WHAT IS EXPECTED
Identify all lines in the listing that include the word "Memory", and copy them out.

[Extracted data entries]

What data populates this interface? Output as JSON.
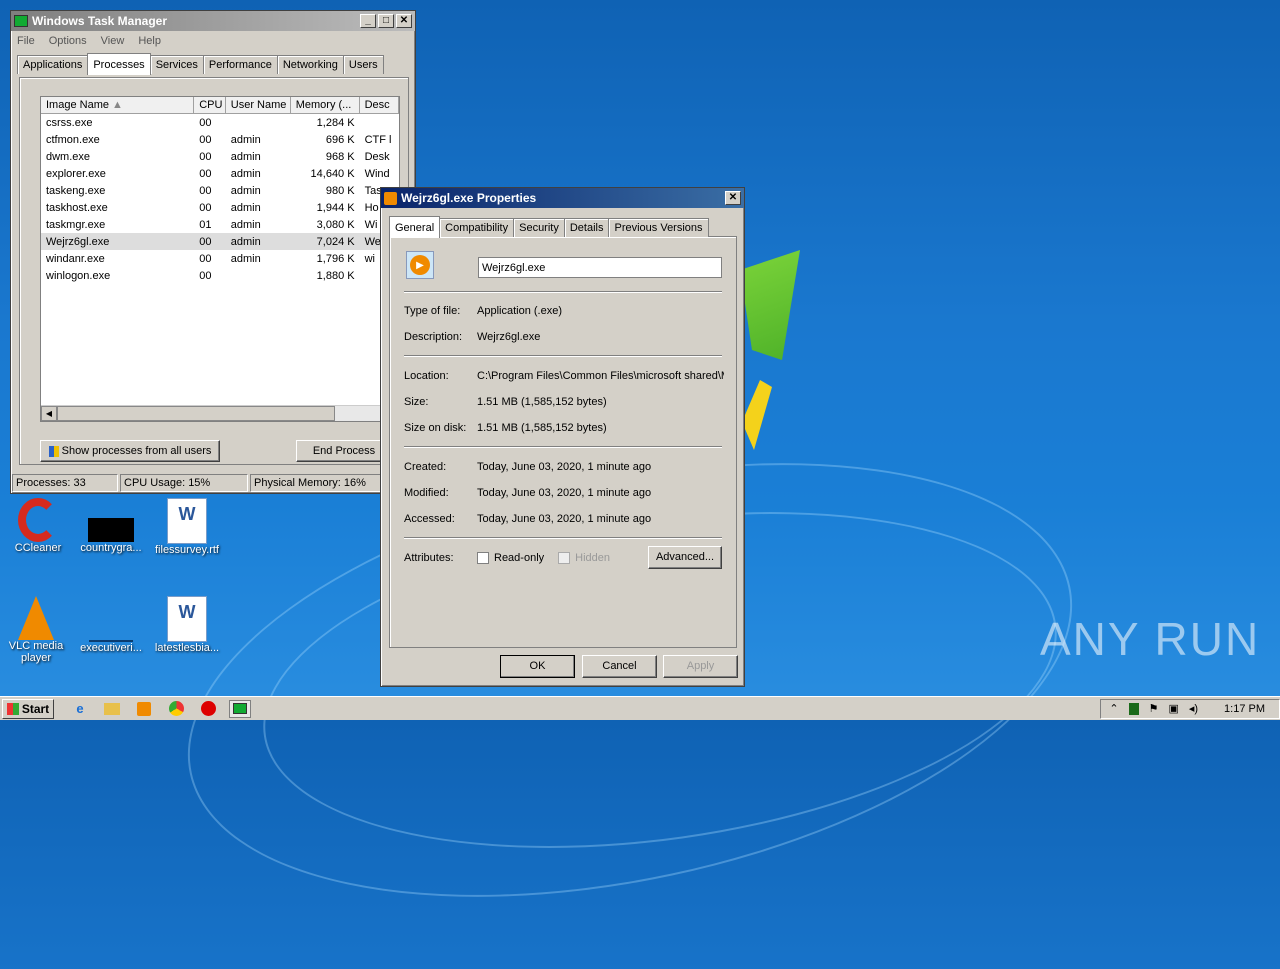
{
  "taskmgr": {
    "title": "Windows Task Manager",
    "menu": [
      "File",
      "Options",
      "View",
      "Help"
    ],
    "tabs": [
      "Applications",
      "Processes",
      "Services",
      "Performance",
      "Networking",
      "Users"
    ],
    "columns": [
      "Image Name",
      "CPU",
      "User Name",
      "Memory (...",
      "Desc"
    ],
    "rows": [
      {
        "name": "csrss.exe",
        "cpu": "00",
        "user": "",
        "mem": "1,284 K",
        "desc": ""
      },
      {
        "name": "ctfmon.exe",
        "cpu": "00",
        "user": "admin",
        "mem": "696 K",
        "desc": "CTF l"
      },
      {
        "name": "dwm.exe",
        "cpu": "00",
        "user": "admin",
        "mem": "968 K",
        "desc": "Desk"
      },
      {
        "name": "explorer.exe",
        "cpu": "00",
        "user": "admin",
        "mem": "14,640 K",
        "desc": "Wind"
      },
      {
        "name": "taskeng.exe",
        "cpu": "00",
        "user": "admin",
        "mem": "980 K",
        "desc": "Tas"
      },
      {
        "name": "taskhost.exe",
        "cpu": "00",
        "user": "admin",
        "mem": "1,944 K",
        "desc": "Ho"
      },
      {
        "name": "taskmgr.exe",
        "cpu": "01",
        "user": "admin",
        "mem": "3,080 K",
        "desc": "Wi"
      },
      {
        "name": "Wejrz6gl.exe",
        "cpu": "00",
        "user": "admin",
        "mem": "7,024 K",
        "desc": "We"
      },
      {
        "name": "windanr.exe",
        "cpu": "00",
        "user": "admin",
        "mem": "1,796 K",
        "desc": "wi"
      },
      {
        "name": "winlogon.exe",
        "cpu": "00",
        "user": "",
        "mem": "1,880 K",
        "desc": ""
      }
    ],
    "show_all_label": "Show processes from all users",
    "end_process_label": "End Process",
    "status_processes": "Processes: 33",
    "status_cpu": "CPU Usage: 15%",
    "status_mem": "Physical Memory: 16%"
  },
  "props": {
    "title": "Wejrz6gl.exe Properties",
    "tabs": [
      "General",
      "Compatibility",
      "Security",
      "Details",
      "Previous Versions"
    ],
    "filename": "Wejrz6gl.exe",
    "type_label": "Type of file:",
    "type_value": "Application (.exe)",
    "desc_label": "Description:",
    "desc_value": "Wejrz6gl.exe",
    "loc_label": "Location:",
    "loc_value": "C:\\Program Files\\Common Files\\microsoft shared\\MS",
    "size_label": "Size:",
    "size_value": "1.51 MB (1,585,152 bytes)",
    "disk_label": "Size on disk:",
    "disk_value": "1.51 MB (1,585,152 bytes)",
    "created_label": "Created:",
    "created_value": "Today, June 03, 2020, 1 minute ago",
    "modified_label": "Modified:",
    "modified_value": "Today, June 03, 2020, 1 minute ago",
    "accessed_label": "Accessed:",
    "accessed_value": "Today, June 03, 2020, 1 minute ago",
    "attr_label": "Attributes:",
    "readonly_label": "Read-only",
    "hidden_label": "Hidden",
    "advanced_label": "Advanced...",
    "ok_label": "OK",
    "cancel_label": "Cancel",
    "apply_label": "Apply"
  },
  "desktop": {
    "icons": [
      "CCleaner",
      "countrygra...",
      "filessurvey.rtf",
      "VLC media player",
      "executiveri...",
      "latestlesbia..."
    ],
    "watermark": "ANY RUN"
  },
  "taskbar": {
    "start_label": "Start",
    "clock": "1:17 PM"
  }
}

* * *

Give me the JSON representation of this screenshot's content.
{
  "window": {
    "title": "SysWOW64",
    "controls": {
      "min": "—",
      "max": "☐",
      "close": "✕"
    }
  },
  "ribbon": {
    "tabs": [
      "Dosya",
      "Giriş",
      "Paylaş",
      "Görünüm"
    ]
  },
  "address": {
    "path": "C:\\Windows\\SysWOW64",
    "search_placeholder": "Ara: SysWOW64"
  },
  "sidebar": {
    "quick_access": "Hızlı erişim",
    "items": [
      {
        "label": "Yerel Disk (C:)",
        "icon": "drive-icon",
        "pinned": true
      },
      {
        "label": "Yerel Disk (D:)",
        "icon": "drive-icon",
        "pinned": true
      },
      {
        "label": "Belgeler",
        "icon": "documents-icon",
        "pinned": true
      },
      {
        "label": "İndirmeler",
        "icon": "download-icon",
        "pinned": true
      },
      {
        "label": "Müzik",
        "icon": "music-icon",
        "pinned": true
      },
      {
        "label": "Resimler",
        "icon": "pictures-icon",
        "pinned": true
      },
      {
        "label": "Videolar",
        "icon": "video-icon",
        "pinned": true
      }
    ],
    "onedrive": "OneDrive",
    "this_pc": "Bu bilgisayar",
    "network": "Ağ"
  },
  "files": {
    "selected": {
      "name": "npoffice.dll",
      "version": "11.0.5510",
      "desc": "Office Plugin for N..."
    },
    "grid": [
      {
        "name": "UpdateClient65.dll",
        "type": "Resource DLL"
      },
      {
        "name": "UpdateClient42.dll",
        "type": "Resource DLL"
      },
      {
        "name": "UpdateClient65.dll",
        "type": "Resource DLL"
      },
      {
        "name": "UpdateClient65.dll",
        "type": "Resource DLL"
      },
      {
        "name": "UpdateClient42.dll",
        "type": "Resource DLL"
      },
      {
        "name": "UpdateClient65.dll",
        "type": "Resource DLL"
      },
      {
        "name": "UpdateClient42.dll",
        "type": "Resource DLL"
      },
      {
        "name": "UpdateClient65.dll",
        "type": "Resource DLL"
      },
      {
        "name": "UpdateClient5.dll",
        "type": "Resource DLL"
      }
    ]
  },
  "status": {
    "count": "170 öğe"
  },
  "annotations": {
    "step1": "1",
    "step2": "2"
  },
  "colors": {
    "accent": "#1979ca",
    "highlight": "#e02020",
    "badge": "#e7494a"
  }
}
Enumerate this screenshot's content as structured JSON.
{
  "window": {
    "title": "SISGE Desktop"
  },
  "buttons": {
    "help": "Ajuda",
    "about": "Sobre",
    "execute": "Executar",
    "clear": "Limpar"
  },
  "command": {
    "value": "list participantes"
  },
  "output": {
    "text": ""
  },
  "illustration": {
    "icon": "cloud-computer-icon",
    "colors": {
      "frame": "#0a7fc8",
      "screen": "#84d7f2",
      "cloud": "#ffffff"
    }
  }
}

ANSWER IN FULL
      "Memory (...",
    "status_mem": "Physical Memory: 16%"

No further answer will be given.